- [Provided records]:
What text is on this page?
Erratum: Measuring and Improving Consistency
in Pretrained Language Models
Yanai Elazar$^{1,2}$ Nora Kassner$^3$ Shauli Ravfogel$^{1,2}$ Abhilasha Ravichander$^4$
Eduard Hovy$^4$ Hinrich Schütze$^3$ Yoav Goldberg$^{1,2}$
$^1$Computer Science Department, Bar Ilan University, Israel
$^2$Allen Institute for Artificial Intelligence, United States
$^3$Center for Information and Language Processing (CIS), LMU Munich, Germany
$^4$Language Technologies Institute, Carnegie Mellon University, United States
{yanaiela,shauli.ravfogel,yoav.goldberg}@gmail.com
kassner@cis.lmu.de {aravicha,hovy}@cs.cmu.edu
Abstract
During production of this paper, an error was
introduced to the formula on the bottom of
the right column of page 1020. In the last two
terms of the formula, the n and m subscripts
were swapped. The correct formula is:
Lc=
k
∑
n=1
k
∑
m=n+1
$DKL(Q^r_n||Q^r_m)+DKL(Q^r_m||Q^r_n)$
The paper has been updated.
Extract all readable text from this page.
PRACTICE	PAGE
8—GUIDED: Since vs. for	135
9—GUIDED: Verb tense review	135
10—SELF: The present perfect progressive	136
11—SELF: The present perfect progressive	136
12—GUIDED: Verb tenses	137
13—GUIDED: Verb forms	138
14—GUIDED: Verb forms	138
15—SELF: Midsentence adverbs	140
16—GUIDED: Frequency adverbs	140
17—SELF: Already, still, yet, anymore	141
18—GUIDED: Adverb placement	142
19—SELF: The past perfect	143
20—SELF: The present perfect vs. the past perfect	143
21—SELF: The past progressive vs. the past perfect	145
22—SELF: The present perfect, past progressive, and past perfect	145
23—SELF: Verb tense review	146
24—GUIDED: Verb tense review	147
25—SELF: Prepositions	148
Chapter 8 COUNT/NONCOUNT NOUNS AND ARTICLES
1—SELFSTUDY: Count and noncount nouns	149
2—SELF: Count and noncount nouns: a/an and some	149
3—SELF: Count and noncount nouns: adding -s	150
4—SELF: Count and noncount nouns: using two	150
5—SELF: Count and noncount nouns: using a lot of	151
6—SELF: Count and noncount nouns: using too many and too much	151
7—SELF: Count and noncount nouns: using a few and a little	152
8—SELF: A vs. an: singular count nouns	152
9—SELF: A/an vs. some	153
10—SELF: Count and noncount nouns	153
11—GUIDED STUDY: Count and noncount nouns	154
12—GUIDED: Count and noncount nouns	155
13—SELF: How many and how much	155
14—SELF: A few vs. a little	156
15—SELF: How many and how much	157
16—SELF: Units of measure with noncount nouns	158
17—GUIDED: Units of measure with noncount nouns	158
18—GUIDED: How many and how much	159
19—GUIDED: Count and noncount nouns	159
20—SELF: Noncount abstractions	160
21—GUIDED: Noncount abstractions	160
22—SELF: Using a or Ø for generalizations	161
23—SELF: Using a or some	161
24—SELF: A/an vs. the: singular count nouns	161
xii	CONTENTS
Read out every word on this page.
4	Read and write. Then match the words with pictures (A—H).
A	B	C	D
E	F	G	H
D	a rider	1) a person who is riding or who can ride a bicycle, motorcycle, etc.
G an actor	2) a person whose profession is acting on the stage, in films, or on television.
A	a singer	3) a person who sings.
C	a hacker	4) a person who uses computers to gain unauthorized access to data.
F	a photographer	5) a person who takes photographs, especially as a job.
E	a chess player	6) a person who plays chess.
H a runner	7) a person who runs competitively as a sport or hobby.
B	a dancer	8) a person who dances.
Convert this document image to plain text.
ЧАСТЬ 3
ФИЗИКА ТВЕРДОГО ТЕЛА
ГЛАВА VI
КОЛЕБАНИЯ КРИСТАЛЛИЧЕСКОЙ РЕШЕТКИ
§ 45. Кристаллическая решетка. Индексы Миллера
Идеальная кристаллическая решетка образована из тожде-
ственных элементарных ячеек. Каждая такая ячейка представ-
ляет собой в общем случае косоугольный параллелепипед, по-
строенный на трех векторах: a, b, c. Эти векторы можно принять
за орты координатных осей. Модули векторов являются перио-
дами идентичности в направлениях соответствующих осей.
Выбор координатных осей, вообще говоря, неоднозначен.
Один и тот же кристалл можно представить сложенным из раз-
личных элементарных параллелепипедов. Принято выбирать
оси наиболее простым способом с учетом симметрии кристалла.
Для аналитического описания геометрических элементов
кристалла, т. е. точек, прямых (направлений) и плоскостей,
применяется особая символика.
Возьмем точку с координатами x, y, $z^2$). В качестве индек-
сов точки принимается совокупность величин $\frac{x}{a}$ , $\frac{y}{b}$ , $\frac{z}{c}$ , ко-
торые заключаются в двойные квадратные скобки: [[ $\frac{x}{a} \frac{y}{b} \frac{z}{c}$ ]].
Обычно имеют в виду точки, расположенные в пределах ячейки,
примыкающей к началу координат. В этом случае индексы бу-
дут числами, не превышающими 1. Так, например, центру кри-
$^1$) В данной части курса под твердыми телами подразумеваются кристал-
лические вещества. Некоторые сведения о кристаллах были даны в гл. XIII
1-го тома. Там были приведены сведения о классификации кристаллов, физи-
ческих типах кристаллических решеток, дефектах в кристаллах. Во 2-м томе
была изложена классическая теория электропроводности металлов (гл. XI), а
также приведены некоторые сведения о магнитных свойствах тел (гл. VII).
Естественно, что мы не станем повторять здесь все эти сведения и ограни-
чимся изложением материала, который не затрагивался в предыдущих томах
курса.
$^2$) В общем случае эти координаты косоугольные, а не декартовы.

- [Exercise brief]: Retype the listing exactly, in full.

- [Worked answer]:
What text is on this page?
Erratum: Measuring and Improving Consistency
in Pretrained Language Models
Yanai Elazar$^{1,2}$ Nora Kassner$^3$ Shauli Ravfogel$^{1,2}$ Abhilasha Ravichander$^4$
Eduard Hovy$^4$ Hinrich Schütze$^3$ Yoav Goldberg$^{1,2}$
$^1$Computer Science Department, Bar Ilan University, Israel
$^2$Allen Institute for Artificial Intelligence, United States
$^3$Center for Information and Language Processing (CIS), LMU Munich, Germany
$^4$Language Technologies Institute, Carnegie Mellon University, United States
{yanaiela,shauli.ravfogel,yoav.goldberg}@gmail.com
kassner@cis.lmu.de {aravicha,hovy}@cs.cmu.edu
Abstract
During production of this paper, an error was
introduced to the formula on the bottom of
the right column of page 1020. In the last two
terms of the formula, the n and m subscripts
were swapped. The correct formula is:
Lc=
k
∑
n=1
k
∑
m=n+1
$DKL(Q^r_n||Q^r_m)+DKL(Q^r_m||Q^r_n)$
The paper has been updated.
Extract all readable text from this page.
PRACTICE	PAGE
8—GUIDED: Since vs. for	135
9—GUIDED: Verb tense review	135
10—SELF: The present perfect progressive	136
11—SELF: The present perfect progressive	136
12—GUIDED: Verb tenses	137
13—GUIDED: Verb forms	138
14—GUIDED: Verb forms	138
15—SELF: Midsentence adverbs	140
16—GUIDED: Frequency adverbs	140
17—SELF: Already, still, yet, anymore	141
18—GUIDED: Adverb placement	142
19—SELF: The past perfect	143
20—SELF: The present perfect vs. the past perfect	143
21—SELF: The past progressive vs. the past perfect	145
22—SELF: The present perfect, past progressive, and past perfect	145
23—SELF: Verb tense review	146
24—GUIDED: Verb tense review	147
25—SELF: Prepositions	148
Chapter 8 COUNT/NONCOUNT NOUNS AND ARTICLES
1—SELFSTUDY: Count and noncount nouns	149
2—SELF: Count and noncount nouns: a/an and some	149
3—SELF: Count and noncount nouns: adding -s	150
4—SELF: Count and noncount nouns: using two	150
5—SELF: Count and noncount nouns: using a lot of	151
6—SELF: Count and noncount nouns: using too many and too much	151
7—SELF: Count and noncount nouns: using a few and a little	152
8—SELF: A vs. an: singular count nouns	152
9—SELF: A/an vs. some	153
10—SELF: Count and noncount nouns	153
11—GUIDED STUDY: Count and noncount nouns	154
12—GUIDED: Count and noncount nouns	155
13—SELF: How many and how much	155
14—SELF: A few vs. a little	156
15—SELF: How many and how much	157
16—SELF: Units of measure with noncount nouns	158
17—GUIDED: Units of measure with noncount nouns	158
18—GUIDED: How many and how much	159
19—GUIDED: Count and noncount nouns	159
20—SELF: Noncount abstractions	160
21—GUIDED: Noncount abstractions	160
22—SELF: Using a or Ø for generalizations	161
23—SELF: Using a or some	161
24—SELF: A/an vs. the: singular count nouns	161
xii	CONTENTS
Read out every word on this page.
4	Read and write. Then match the words with pictures (A—H).
A	B	C	D
E	F	G	H
D	a rider	1) a person who is riding or who can ride a bicycle, motorcycle, etc.
G an actor	2) a person whose profession is acting on the stage, in films, or on television.
A	a singer	3) a person who sings.
C	a hacker	4) a person who uses computers to gain unauthorized access to data.
F	a photographer	5) a person who takes photographs, especially as a job.
E	a chess player	6) a person who plays chess.
H a runner	7) a person who runs competitively as a sport or hobby.
B	a dancer	8) a person who dances.
Convert this document image to plain text.
ЧАСТЬ 3
ФИЗИКА ТВЕРДОГО ТЕЛА
ГЛАВА VI
КОЛЕБАНИЯ КРИСТАЛЛИЧЕСКОЙ РЕШЕТКИ
§ 45. Кристаллическая решетка. Индексы Миллера
Идеальная кристаллическая решетка образована из тожде-
ственных элементарных ячеек. Каждая такая ячейка представ-
ляет собой в общем случае косоугольный параллелепипед, по-
строенный на трех векторах: a, b, c. Эти векторы можно принять
за орты координатных осей. Модули векторов являются перио-
дами идентичности в направлениях соответствующих осей.
Выбор координатных осей, вообще говоря, неоднозначен.
Один и тот же кристалл можно представить сложенным из раз-
личных элементарных параллелепипедов. Принято выбирать
оси наиболее простым способом с учетом симметрии кристалла.
Для аналитического описания геометрических элементов
кристалла, т. е. точек, прямых (направлений) и плоскостей,
применяется особая символика.
Возьмем точку с координатами x, y, $z^2$). В качестве индек-
сов точки принимается совокупность величин $\frac{x}{a}$ , $\frac{y}{b}$ , $\frac{z}{c}$ , ко-
торые заключаются в двойные квадратные скобки: [[ $\frac{x}{a} \frac{y}{b} \frac{z}{c}$ ]].
Обычно имеют в виду точки, расположенные в пределах ячейки,
примыкающей к началу координат. В этом случае индексы бу-
дут числами, не превышающими 1. Так, например, центру кри-
$^1$) В данной части курса под твердыми телами подразумеваются кристал-
лические вещества. Некоторые сведения о кристаллах были даны в гл. XIII
1-го тома. Там были приведены сведения о классификации кристаллов, физи-
ческих типах кристаллических решеток, дефектах в кристаллах. Во 2-м томе
была изложена классическая теория электропроводности металлов (гл. XI), а
также приведены некоторые сведения о магнитных свойствах тел (гл. VII).
Естественно, что мы не станем повторять здесь все эти сведения и ограни-
чимся изложением материала, который не затрагивался в предыдущих томах
курса.
$^2$) В общем случае эти координаты косоугольные, а не декартовы.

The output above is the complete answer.